Select every line below containing the word "icon".

━━━ INPUT MATERIAL

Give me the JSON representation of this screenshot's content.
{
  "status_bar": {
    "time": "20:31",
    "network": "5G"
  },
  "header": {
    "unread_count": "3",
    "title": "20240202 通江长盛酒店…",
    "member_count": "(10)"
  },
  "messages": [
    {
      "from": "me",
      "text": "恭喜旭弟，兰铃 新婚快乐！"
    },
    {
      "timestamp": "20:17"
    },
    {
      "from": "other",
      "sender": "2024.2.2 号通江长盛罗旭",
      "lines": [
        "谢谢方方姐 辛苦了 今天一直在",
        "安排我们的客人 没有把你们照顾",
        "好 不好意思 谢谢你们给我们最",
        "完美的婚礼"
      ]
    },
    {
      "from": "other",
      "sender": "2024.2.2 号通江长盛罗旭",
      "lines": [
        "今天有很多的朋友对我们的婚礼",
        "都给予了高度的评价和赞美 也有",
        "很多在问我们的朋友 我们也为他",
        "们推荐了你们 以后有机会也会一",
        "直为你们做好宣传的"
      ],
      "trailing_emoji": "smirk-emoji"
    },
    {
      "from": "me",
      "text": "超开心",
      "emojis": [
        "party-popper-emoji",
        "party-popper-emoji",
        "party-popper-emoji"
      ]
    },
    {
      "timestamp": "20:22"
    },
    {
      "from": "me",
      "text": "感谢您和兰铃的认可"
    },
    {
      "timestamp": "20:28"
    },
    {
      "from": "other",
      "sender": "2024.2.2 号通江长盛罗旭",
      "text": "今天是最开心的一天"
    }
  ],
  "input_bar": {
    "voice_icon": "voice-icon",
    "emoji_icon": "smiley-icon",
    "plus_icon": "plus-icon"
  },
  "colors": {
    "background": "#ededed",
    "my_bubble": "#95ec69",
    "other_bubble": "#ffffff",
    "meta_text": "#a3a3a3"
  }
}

━━━━━━

EXERCISE ANSWER
    "voice_icon": "voice-icon",
    "emoji_icon": "smiley-icon",
    "plus_icon": "plus-icon"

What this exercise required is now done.